## start EXCERPTED DATA

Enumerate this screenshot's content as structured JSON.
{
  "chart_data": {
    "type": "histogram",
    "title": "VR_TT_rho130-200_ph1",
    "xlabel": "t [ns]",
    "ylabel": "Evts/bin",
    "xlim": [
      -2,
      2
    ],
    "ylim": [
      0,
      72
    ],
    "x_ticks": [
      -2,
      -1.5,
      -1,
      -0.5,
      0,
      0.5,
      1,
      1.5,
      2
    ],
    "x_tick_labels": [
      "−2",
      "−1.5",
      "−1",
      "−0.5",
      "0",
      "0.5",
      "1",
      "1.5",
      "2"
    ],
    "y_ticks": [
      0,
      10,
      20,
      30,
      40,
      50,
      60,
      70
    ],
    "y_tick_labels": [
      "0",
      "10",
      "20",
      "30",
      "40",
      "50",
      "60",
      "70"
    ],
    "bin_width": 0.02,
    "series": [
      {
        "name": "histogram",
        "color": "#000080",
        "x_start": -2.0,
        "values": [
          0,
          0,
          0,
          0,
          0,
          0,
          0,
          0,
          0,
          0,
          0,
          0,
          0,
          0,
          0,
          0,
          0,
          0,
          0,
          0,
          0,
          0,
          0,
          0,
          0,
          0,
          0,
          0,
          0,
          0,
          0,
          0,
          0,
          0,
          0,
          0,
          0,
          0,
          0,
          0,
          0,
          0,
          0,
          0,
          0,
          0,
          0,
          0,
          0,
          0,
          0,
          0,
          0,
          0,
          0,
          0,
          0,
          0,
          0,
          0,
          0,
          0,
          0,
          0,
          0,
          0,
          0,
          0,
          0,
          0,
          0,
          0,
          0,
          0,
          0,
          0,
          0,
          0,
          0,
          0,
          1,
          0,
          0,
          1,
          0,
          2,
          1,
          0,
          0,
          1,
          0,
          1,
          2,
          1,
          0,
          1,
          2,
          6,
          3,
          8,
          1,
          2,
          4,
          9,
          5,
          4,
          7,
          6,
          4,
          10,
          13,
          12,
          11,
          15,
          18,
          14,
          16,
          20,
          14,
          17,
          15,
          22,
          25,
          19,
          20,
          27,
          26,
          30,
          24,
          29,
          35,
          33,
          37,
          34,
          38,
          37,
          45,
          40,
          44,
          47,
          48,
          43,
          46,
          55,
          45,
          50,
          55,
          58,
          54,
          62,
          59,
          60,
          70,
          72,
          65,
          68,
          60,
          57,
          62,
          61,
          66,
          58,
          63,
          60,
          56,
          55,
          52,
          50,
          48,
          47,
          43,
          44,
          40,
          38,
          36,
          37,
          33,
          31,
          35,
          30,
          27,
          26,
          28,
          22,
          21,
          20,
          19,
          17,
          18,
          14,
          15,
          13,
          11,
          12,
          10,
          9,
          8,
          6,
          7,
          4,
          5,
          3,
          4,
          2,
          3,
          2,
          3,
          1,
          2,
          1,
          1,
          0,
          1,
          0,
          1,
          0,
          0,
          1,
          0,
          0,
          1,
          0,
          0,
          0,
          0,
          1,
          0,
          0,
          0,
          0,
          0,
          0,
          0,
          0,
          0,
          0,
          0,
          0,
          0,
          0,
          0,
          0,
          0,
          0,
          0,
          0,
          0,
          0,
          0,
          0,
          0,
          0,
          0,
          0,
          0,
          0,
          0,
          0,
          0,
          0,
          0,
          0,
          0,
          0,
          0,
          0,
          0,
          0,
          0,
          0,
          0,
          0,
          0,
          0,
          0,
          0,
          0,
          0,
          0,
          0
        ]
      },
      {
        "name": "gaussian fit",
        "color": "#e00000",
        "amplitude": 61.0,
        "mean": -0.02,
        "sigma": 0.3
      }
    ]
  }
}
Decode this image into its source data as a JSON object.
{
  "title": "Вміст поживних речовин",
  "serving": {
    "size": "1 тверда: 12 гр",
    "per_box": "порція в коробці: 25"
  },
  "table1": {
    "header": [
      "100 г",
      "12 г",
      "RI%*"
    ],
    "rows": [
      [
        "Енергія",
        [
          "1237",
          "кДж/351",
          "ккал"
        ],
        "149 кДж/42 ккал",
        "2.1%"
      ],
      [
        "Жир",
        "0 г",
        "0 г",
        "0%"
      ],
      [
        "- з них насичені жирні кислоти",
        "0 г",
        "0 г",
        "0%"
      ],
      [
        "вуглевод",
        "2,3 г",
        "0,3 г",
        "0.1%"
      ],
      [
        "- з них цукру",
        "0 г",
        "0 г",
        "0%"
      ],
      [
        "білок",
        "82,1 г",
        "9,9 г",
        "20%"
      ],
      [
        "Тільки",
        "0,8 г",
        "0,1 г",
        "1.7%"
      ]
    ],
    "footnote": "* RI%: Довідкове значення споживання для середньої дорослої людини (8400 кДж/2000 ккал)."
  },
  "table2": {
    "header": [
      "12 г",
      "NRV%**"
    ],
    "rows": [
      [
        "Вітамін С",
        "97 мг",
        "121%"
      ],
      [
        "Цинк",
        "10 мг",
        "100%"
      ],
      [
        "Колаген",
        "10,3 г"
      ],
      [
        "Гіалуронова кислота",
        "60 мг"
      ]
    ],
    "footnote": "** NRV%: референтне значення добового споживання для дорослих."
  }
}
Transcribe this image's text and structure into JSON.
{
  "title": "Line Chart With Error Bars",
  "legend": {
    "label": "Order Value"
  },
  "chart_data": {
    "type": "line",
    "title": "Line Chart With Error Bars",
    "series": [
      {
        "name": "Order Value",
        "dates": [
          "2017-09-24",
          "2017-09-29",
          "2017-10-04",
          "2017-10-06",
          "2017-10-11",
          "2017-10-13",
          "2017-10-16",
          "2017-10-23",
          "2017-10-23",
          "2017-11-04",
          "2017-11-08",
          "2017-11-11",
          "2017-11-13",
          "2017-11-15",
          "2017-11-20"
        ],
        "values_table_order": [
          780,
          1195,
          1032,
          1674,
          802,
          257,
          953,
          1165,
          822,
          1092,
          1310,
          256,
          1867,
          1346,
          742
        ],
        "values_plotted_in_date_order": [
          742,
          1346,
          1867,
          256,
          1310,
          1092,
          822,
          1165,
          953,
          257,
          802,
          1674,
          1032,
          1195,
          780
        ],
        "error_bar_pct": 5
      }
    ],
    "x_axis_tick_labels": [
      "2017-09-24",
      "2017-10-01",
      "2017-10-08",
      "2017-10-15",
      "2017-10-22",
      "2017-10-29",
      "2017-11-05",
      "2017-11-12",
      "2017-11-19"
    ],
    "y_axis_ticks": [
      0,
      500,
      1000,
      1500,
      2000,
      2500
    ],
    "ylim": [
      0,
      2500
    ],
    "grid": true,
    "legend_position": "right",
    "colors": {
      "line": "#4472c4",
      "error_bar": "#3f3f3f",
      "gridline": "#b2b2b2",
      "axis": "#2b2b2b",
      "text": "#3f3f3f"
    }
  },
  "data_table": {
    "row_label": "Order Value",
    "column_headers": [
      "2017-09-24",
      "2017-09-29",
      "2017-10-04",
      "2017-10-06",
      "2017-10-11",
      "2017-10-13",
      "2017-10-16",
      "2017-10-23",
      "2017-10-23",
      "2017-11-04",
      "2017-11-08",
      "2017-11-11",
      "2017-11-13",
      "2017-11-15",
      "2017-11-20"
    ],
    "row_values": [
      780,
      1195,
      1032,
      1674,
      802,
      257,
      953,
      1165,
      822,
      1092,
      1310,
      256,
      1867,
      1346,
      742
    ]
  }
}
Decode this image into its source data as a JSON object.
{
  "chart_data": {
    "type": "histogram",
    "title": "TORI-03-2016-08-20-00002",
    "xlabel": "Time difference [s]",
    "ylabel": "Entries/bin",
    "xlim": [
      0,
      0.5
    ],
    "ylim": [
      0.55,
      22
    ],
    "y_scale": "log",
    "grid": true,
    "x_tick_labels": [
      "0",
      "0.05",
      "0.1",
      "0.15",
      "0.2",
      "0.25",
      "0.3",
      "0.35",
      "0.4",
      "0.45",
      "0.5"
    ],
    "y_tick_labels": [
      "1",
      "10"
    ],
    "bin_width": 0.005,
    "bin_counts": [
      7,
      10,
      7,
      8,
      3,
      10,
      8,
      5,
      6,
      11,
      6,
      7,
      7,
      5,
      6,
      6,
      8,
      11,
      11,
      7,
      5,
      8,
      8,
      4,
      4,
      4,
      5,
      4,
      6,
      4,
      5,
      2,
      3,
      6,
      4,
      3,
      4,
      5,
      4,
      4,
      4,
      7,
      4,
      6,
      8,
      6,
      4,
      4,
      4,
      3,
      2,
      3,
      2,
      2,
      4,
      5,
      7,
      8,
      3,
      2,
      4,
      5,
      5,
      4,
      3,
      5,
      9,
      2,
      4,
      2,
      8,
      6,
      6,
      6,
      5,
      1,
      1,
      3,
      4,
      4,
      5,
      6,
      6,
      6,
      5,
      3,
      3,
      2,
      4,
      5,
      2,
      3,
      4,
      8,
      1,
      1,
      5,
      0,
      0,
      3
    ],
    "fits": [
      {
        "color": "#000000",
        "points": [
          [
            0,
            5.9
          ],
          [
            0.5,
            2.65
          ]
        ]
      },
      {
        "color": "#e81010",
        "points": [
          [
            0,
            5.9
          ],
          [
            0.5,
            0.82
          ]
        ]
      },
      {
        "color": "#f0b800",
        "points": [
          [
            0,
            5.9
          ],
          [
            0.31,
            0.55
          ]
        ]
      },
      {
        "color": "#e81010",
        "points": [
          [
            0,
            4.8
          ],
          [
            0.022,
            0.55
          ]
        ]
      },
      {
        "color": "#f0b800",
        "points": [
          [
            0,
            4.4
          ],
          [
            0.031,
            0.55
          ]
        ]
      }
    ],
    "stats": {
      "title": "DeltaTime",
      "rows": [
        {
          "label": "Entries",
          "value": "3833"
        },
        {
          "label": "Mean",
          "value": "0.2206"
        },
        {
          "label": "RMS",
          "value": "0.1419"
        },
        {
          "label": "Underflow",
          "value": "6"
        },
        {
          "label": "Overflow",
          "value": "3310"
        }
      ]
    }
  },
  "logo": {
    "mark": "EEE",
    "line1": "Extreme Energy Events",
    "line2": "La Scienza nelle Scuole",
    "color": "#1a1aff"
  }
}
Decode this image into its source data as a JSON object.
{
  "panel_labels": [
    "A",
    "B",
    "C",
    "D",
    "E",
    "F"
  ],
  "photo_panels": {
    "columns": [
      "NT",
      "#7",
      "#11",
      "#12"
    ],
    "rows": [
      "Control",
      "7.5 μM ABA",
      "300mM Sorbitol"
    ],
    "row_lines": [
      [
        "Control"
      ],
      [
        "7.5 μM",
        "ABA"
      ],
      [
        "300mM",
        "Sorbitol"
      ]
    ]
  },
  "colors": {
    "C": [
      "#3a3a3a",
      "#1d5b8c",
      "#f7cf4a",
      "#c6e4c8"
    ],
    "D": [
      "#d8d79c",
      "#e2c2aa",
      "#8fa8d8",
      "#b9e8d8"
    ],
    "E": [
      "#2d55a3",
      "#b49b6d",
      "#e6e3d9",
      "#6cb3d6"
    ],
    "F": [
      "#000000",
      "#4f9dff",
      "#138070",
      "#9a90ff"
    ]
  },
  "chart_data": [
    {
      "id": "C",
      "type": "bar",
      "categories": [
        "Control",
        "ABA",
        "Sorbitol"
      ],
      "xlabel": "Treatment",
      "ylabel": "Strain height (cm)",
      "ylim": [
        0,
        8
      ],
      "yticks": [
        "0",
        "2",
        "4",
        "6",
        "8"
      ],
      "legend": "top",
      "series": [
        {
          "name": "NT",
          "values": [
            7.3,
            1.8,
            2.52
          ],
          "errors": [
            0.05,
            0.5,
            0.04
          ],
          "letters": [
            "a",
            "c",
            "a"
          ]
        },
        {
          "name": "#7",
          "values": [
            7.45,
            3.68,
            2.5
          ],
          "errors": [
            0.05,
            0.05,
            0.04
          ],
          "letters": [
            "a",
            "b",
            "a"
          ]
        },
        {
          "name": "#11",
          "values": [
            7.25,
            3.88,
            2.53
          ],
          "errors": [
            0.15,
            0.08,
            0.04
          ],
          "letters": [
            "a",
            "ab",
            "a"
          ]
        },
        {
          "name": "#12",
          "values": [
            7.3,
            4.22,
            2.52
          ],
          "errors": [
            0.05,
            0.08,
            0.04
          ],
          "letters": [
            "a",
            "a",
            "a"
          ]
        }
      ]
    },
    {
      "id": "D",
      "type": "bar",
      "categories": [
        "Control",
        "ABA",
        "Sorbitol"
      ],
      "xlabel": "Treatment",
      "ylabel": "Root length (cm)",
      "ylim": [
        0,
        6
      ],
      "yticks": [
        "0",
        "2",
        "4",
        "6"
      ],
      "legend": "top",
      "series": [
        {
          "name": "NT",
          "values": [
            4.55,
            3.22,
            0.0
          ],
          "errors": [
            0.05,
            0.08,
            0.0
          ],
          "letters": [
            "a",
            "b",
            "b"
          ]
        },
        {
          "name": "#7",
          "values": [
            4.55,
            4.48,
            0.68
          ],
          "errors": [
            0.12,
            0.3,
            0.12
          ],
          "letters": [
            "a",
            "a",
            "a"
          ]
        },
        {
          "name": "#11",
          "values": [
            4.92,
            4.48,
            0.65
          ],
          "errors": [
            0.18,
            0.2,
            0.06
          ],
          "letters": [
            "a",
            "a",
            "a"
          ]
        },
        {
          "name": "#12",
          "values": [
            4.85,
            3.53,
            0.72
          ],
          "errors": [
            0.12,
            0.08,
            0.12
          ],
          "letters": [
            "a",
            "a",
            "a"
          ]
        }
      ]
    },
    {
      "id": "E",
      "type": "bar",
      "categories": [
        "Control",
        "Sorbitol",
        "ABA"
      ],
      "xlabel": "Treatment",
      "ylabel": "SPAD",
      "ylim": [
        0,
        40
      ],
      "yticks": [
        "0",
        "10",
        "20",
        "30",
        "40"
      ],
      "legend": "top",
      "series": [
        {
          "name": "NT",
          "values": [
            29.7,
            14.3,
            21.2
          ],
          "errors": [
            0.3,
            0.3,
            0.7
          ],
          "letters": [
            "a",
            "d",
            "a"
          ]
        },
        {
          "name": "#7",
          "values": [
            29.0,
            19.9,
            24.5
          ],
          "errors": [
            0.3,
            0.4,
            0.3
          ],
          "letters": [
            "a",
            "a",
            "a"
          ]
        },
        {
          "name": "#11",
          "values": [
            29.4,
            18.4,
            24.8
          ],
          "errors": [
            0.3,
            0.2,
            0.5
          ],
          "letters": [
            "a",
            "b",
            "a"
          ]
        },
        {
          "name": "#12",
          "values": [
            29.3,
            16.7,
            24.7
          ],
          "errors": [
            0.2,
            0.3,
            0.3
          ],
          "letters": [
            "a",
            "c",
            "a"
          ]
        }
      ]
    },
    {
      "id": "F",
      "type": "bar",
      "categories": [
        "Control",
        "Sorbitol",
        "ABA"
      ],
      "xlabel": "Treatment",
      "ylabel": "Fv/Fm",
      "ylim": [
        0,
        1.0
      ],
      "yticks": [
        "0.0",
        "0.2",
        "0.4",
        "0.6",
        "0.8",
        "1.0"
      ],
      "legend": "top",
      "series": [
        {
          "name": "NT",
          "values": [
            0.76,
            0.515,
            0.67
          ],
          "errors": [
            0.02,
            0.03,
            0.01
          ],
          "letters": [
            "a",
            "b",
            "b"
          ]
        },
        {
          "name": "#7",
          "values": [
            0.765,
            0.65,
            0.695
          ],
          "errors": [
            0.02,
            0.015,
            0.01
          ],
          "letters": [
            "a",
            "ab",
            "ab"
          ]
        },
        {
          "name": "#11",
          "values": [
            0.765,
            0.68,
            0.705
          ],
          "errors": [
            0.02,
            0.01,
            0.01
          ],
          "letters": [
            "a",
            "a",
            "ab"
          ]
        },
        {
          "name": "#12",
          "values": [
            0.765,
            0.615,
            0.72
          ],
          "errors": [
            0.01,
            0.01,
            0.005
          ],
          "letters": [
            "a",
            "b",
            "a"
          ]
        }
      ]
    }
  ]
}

## end EXCERPTED DATA

--- WRITTEN EXERCISE ---
Count the lines of the listing above that include the word "title" and state the total with nothing else.

--- SOLUTION TO THE PROBLEM ---
6